- _Written exercise_:
Find how many lines hold the word "highlighting". Give only the number.

- _Dataset records_:

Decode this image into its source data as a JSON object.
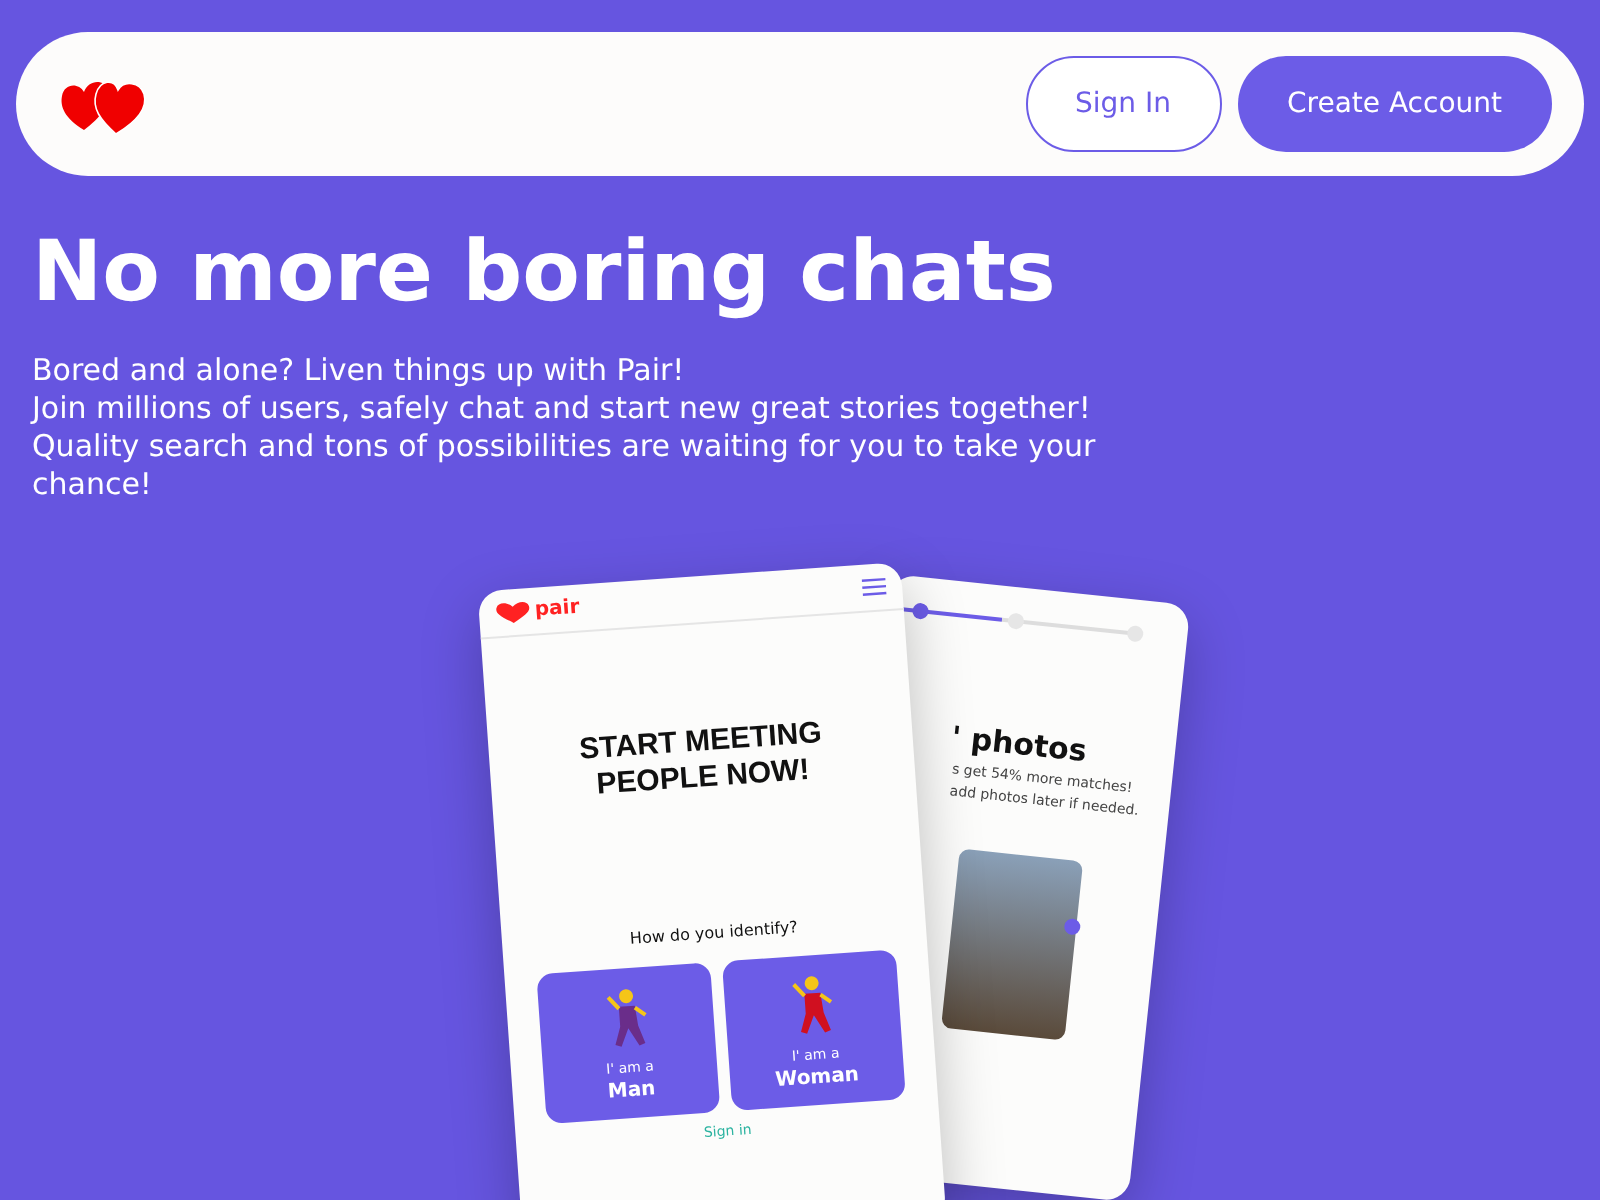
{
  "header": {
    "buttons": [
      {
        "label": "Sign In",
        "kind": "outline"
      },
      {
        "label": "Create Account",
        "kind": "filled"
      }
    ]
  },
  "hero": {
    "title": "No more boring chats",
    "lines": [
      "Bored and alone? Liven things up with Pair!",
      "Join millions of users, safely chat and start new great stories together!",
      "Quality search and tons of possibilities are waiting for you to take your chance!"
    ]
  },
  "front_phone": {
    "brand": "pair",
    "headline": "START MEETING PEOPLE NOW!",
    "question": "How do you identify?",
    "options": [
      {
        "prefix": "I' am a",
        "label": "Man"
      },
      {
        "prefix": "I' am a",
        "label": "Woman"
      }
    ],
    "footer_link": "Sign in"
  },
  "back_phone": {
    "title": "' photos",
    "lines": [
      "s get 54% more matches!",
      "add photos later if needed."
    ]
  }
}
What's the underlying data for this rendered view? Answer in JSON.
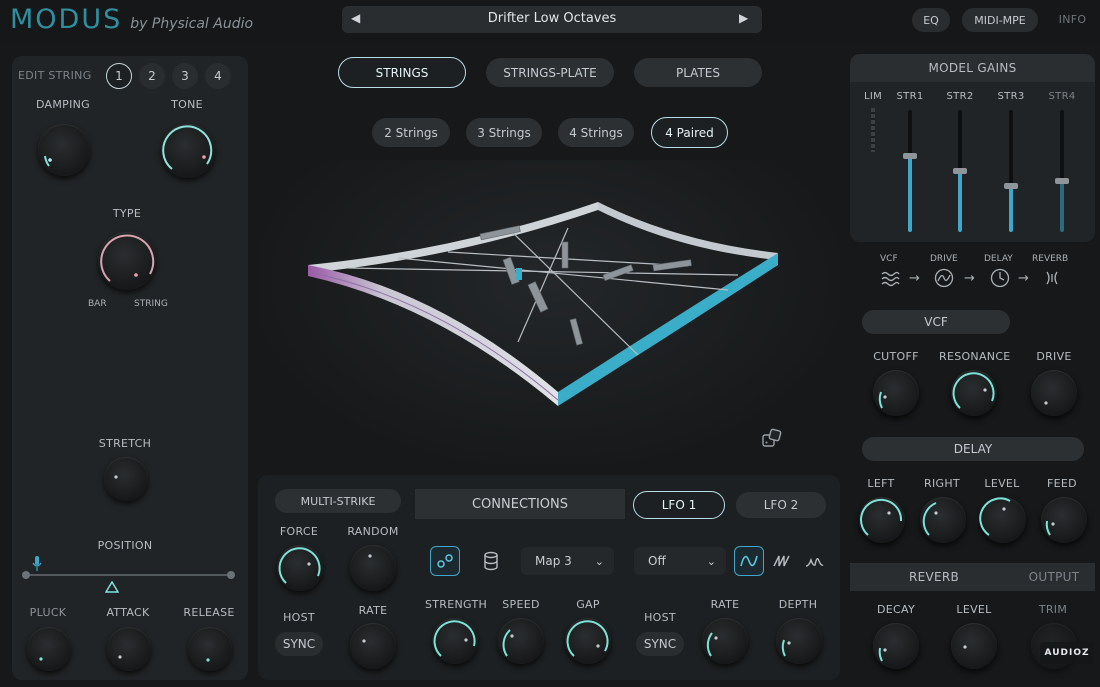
{
  "header": {
    "brand": "MODUS",
    "brand_sub": "by Physical Audio",
    "preset_name": "Drifter Low Octaves",
    "prev_label": "◀",
    "next_label": "▶",
    "nav": [
      "EQ",
      "MIDI-MPE",
      "INFO"
    ]
  },
  "left": {
    "edit_string_label": "EDIT STRING",
    "string_numbers": [
      "1",
      "2",
      "3",
      "4"
    ],
    "damping": "DAMPING",
    "tone": "TONE",
    "type": "TYPE",
    "type_min": "BAR",
    "type_max": "STRING",
    "stretch": "STRETCH",
    "position": "POSITION",
    "pluck": "PLUCK",
    "attack": "ATTACK",
    "release": "RELEASE"
  },
  "center": {
    "model_tabs": [
      "STRINGS",
      "STRINGS-PLATE",
      "PLATES"
    ],
    "string_modes": [
      "2 Strings",
      "3 Strings",
      "4 Strings",
      "4 Paired"
    ],
    "multi_strike": "MULTI-STRIKE",
    "force": "FORCE",
    "random": "RANDOM",
    "host": "HOST",
    "sync": "SYNC",
    "rate": "RATE",
    "connections": "CONNECTIONS",
    "map_value": "Map 3",
    "strength": "STRENGTH",
    "speed": "SPEED",
    "gap": "GAP",
    "lfo1": "LFO 1",
    "lfo2": "LFO 2",
    "lfo_off": "Off",
    "lfo_host": "HOST",
    "lfo_sync": "SYNC",
    "lfo_rate": "RATE",
    "lfo_depth": "DEPTH"
  },
  "right": {
    "model_gains": "MODEL GAINS",
    "lim": "LIM",
    "strings": [
      "STR1",
      "STR2",
      "STR3",
      "STR4"
    ],
    "fader_levels": [
      0.62,
      0.5,
      0.38,
      0.42
    ],
    "chain": [
      "VCF",
      "DRIVE",
      "DELAY",
      "REVERB"
    ],
    "vcf": "VCF",
    "cutoff": "CUTOFF",
    "resonance": "RESONANCE",
    "drive": "DRIVE",
    "delay": "DELAY",
    "left": "LEFT",
    "right": "RIGHT",
    "level": "LEVEL",
    "feed": "FEED",
    "reverb": "REVERB",
    "output": "OUTPUT",
    "decay": "DECAY",
    "rev_level": "LEVEL",
    "trim": "TRIM"
  },
  "watermark": "AUDIOZ",
  "colors": {
    "accent": "#3fa7c9",
    "accent_glow": "#7de3d8",
    "pink": "#e58ea0"
  }
}
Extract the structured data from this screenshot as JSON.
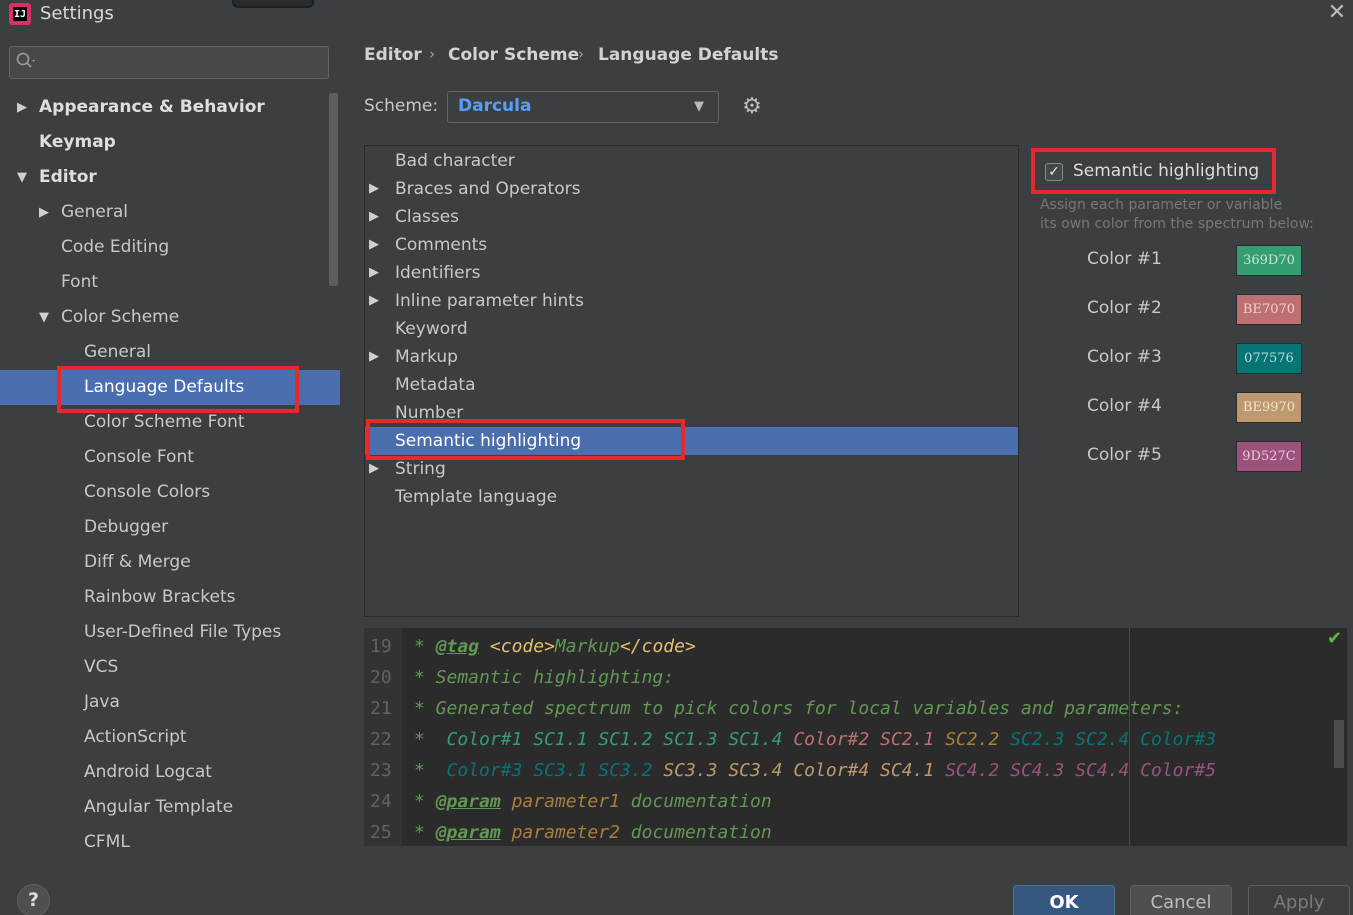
{
  "window": {
    "title": "Settings",
    "app_icon": "intellij-icon",
    "close_icon": "close-icon"
  },
  "search": {
    "placeholder": "",
    "icon": "search-icon"
  },
  "sidebar": {
    "items": [
      {
        "label": "Appearance & Behavior",
        "level": 0,
        "bold": true,
        "expanded": false,
        "expandable": true
      },
      {
        "label": "Keymap",
        "level": 0,
        "bold": true,
        "expandable": false
      },
      {
        "label": "Editor",
        "level": 0,
        "bold": true,
        "expanded": true,
        "expandable": true
      },
      {
        "label": "General",
        "level": 1,
        "expanded": false,
        "expandable": true
      },
      {
        "label": "Code Editing",
        "level": 1
      },
      {
        "label": "Font",
        "level": 1
      },
      {
        "label": "Color Scheme",
        "level": 1,
        "expanded": true,
        "expandable": true
      },
      {
        "label": "General",
        "level": 2
      },
      {
        "label": "Language Defaults",
        "level": 2,
        "selected": true
      },
      {
        "label": "Color Scheme Font",
        "level": 2
      },
      {
        "label": "Console Font",
        "level": 2
      },
      {
        "label": "Console Colors",
        "level": 2
      },
      {
        "label": "Debugger",
        "level": 2
      },
      {
        "label": "Diff & Merge",
        "level": 2
      },
      {
        "label": "Rainbow Brackets",
        "level": 2
      },
      {
        "label": "User-Defined File Types",
        "level": 2
      },
      {
        "label": "VCS",
        "level": 2
      },
      {
        "label": "Java",
        "level": 2
      },
      {
        "label": "ActionScript",
        "level": 2
      },
      {
        "label": "Android Logcat",
        "level": 2
      },
      {
        "label": "Angular Template",
        "level": 2
      },
      {
        "label": "CFML",
        "level": 2
      }
    ]
  },
  "breadcrumb": {
    "items": [
      "Editor",
      "Color Scheme",
      "Language Defaults"
    ],
    "separator": "›"
  },
  "scheme": {
    "label": "Scheme:",
    "value": "Darcula",
    "settings_icon": "gear-icon"
  },
  "tree": {
    "items": [
      {
        "label": "Bad character",
        "expandable": false
      },
      {
        "label": "Braces and Operators",
        "expandable": true
      },
      {
        "label": "Classes",
        "expandable": true
      },
      {
        "label": "Comments",
        "expandable": true
      },
      {
        "label": "Identifiers",
        "expandable": true
      },
      {
        "label": "Inline parameter hints",
        "expandable": true
      },
      {
        "label": "Keyword",
        "expandable": false
      },
      {
        "label": "Markup",
        "expandable": true
      },
      {
        "label": "Metadata",
        "expandable": false
      },
      {
        "label": "Number",
        "expandable": false
      },
      {
        "label": "Semantic highlighting",
        "expandable": false,
        "selected": true
      },
      {
        "label": "String",
        "expandable": true
      },
      {
        "label": "Template language",
        "expandable": false
      }
    ]
  },
  "semantic": {
    "checkbox_label": "Semantic highlighting",
    "checked": true,
    "hint_line1": "Assign each parameter or variable",
    "hint_line2": "its own color from the spectrum below:",
    "colors": [
      {
        "label": "Color #1",
        "hex": "369D70",
        "fg": "#c8e6d6"
      },
      {
        "label": "Color #2",
        "hex": "BE7070",
        "fg": "#f0d0d0"
      },
      {
        "label": "Color #3",
        "hex": "077576",
        "fg": "#b6dede"
      },
      {
        "label": "Color #4",
        "hex": "BE9970",
        "fg": "#f3e2cc"
      },
      {
        "label": "Color #5",
        "hex": "9D527C",
        "fg": "#e9c9dc"
      }
    ]
  },
  "preview": {
    "lines": [
      {
        "n": "19",
        "segs": [
          [
            "* ",
            ""
          ],
          [
            "@tag",
            "tg"
          ],
          [
            " ",
            ""
          ],
          [
            "<code>",
            "mk"
          ],
          [
            "Markup",
            ""
          ],
          [
            "</code>",
            "mk"
          ]
        ]
      },
      {
        "n": "20",
        "segs": [
          [
            "* Semantic highlighting:",
            ""
          ]
        ]
      },
      {
        "n": "21",
        "segs": [
          [
            "* Generated spectrum to pick colors for local variables and parameters:",
            ""
          ]
        ]
      },
      {
        "n": "22",
        "segs": [
          [
            "*  ",
            ""
          ],
          [
            "Color#1",
            "c1"
          ],
          [
            " ",
            ""
          ],
          [
            "SC1.1",
            "c1"
          ],
          [
            " ",
            ""
          ],
          [
            "SC1.2",
            "c1"
          ],
          [
            " ",
            ""
          ],
          [
            "SC1.3",
            "c1"
          ],
          [
            " ",
            ""
          ],
          [
            "SC1.4",
            "c1"
          ],
          [
            " ",
            ""
          ],
          [
            "Color#2",
            "c2"
          ],
          [
            " ",
            ""
          ],
          [
            "SC2.1",
            "c2"
          ],
          [
            " ",
            ""
          ],
          [
            "SC2.2",
            "pm"
          ],
          [
            " ",
            ""
          ],
          [
            "SC2.3",
            "c3"
          ],
          [
            " ",
            ""
          ],
          [
            "SC2.4",
            "c3"
          ],
          [
            " ",
            ""
          ],
          [
            "Color#3",
            "c3"
          ]
        ]
      },
      {
        "n": "23",
        "segs": [
          [
            "*  ",
            ""
          ],
          [
            "Color#3",
            "c3"
          ],
          [
            " ",
            ""
          ],
          [
            "SC3.1",
            "c3"
          ],
          [
            " ",
            ""
          ],
          [
            "SC3.2",
            "c3"
          ],
          [
            " ",
            ""
          ],
          [
            "SC3.3",
            "c4"
          ],
          [
            " ",
            ""
          ],
          [
            "SC3.4",
            "c4"
          ],
          [
            " ",
            ""
          ],
          [
            "Color#4",
            "c4"
          ],
          [
            " ",
            ""
          ],
          [
            "SC4.1",
            "c4"
          ],
          [
            " ",
            ""
          ],
          [
            "SC4.2",
            "c5"
          ],
          [
            " ",
            ""
          ],
          [
            "SC4.3",
            "c5"
          ],
          [
            " ",
            ""
          ],
          [
            "SC4.4",
            "c5"
          ],
          [
            " ",
            ""
          ],
          [
            "Color#5",
            "c5"
          ]
        ]
      },
      {
        "n": "24",
        "segs": [
          [
            "* ",
            ""
          ],
          [
            "@param",
            "tg"
          ],
          [
            " ",
            ""
          ],
          [
            "parameter1",
            "pm"
          ],
          [
            " documentation",
            ""
          ]
        ]
      },
      {
        "n": "25",
        "segs": [
          [
            "* ",
            ""
          ],
          [
            "@param",
            "tg"
          ],
          [
            " ",
            ""
          ],
          [
            "parameter2",
            "pm"
          ],
          [
            " documentation",
            ""
          ]
        ]
      }
    ],
    "status_icon": "checkmark-icon"
  },
  "buttons": {
    "help": "?",
    "ok": "OK",
    "cancel": "Cancel",
    "apply": "Apply"
  },
  "colors": {
    "background": "#3c3f41",
    "selection": "#4b6eaf",
    "highlight_box": "#e8282d",
    "accent": "#589df6",
    "editor_bg": "#2b2b2b"
  }
}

- _Result for this exercise_:
3